◆ **STATED GOAL**
Report all lines from the entries below in which "léky" appears.

◆ **SUPPLIED DATA**
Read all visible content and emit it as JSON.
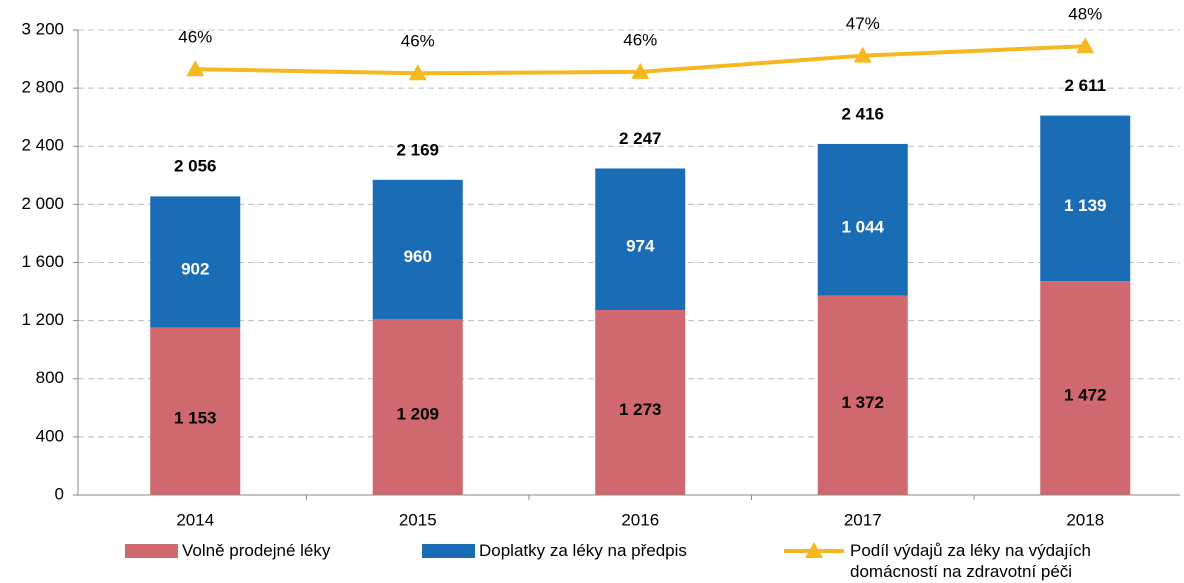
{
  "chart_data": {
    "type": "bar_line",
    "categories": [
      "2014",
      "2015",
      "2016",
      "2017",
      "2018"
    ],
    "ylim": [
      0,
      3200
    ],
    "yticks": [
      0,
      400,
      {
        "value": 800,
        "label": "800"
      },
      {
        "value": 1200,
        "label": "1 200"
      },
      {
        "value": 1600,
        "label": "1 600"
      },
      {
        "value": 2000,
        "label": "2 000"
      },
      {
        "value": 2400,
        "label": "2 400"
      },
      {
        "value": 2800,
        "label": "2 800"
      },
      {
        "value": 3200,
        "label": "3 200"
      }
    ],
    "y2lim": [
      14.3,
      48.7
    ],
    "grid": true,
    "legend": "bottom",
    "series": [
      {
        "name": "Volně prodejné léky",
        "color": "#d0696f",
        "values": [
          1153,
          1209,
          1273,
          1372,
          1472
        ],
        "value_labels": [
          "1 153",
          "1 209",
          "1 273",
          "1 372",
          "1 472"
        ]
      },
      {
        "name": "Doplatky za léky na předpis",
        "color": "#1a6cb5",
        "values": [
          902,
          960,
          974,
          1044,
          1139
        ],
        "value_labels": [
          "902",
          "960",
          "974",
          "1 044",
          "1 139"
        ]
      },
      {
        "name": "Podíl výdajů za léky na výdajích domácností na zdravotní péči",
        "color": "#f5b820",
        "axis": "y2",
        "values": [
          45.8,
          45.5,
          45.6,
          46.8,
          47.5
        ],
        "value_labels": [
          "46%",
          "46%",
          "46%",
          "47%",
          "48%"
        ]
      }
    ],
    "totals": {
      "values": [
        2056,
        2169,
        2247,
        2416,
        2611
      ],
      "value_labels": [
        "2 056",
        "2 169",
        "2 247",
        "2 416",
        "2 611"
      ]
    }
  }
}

...

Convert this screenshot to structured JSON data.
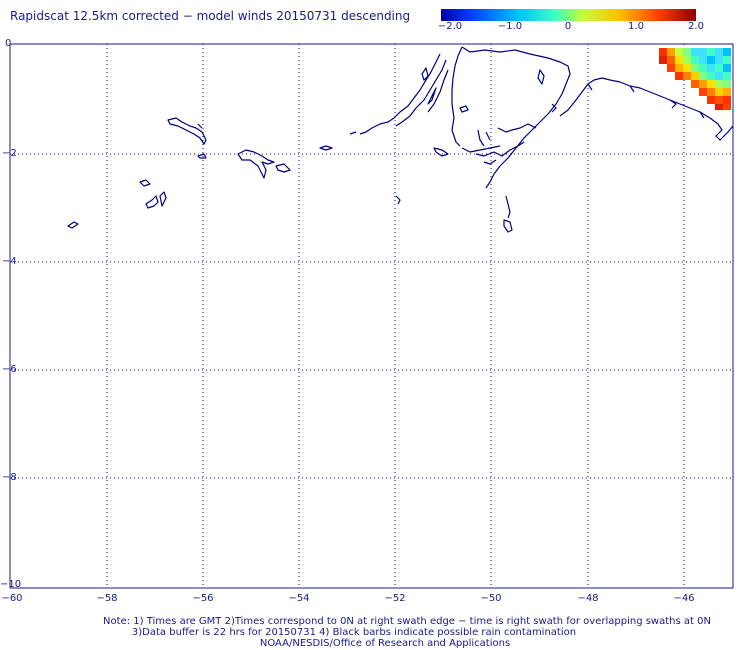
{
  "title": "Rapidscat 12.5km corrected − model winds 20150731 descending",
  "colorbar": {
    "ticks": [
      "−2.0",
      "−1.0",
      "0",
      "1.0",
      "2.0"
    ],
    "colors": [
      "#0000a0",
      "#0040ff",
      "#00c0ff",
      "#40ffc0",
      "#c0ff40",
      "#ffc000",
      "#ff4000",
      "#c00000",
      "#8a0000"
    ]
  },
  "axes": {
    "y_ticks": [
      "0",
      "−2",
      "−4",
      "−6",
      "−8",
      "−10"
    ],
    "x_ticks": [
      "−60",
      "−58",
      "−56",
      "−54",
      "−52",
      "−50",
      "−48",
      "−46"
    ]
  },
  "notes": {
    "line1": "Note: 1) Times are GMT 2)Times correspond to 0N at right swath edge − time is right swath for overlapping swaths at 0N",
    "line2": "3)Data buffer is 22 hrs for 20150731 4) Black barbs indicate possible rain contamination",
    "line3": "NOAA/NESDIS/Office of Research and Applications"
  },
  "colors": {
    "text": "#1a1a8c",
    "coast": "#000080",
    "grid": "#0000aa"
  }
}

◆ **EXERCISE OUTPUT**
        "name": "Volně prodejné léky",
        "name": "Doplatky za léky na předpis",
        "name": "Podíl výdajů za léky na výdajích domácností na zdravotní péči",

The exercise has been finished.